Your instructions: An exact reprint of all the records is the expected answer.

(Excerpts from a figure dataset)
[Start of Attachment]

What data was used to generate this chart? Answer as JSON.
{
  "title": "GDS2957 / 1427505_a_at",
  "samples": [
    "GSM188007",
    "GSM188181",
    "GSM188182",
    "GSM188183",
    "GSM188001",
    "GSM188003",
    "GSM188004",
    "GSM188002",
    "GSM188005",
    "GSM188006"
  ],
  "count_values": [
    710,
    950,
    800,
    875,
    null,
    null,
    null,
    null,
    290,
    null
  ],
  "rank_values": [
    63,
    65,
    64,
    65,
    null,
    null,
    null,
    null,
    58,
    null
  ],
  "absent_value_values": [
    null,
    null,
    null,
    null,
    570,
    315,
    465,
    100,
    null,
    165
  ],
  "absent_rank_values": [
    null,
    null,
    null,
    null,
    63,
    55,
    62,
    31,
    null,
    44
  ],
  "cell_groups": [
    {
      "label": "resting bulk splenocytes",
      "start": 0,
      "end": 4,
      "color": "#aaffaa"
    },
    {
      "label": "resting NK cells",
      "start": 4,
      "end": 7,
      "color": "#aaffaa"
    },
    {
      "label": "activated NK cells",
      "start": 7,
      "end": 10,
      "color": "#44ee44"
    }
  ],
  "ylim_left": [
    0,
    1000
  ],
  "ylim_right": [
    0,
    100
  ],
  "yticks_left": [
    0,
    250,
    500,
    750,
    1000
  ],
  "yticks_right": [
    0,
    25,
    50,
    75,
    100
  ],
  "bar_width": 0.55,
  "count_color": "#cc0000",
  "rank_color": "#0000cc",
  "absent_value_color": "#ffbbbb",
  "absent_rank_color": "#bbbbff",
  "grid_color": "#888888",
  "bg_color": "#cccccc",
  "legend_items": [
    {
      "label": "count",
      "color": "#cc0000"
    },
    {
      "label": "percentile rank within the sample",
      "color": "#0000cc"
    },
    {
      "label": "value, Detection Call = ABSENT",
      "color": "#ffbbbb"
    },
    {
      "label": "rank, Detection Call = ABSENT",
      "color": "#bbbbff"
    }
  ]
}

[End of Attachment]

Exercise answer:
What data was used to generate this chart? Answer as JSON.
{
  "title": "GDS2957 / 1427505_a_at",
  "samples": [
    "GSM188007",
    "GSM188181",
    "GSM188182",
    "GSM188183",
    "GSM188001",
    "GSM188003",
    "GSM188004",
    "GSM188002",
    "GSM188005",
    "GSM188006"
  ],
  "count_values": [
    710,
    950,
    800,
    875,
    null,
    null,
    null,
    null,
    290,
    null
  ],
  "rank_values": [
    63,
    65,
    64,
    65,
    null,
    null,
    null,
    null,
    58,
    null
  ],
  "absent_value_values": [
    null,
    null,
    null,
    null,
    570,
    315,
    465,
    100,
    null,
    165
  ],
  "absent_rank_values": [
    null,
    null,
    null,
    null,
    63,
    55,
    62,
    31,
    null,
    44
  ],
  "cell_groups": [
    {
      "label": "resting bulk splenocytes",
      "start": 0,
      "end": 4,
      "color": "#aaffaa"
    },
    {
      "label": "resting NK cells",
      "start": 4,
      "end": 7,
      "color": "#aaffaa"
    },
    {
      "label": "activated NK cells",
      "start": 7,
      "end": 10,
      "color": "#44ee44"
    }
  ],
  "ylim_left": [
    0,
    1000
  ],
  "ylim_right": [
    0,
    100
  ],
  "yticks_left": [
    0,
    250,
    500,
    750,
    1000
  ],
  "yticks_right": [
    0,
    25,
    50,
    75,
    100
  ],
  "bar_width": 0.55,
  "count_color": "#cc0000",
  "rank_color": "#0000cc",
  "absent_value_color": "#ffbbbb",
  "absent_rank_color": "#bbbbff",
  "grid_color": "#888888",
  "bg_color": "#cccccc",
  "legend_items": [
    {
      "label": "count",
      "color": "#cc0000"
    },
    {
      "label": "percentile rank within the sample",
      "color": "#0000cc"
    },
    {
      "label": "value, Detection Call = ABSENT",
      "color": "#ffbbbb"
    },
    {
      "label": "rank, Detection Call = ABSENT",
      "color": "#bbbbff"
    }
  ]
}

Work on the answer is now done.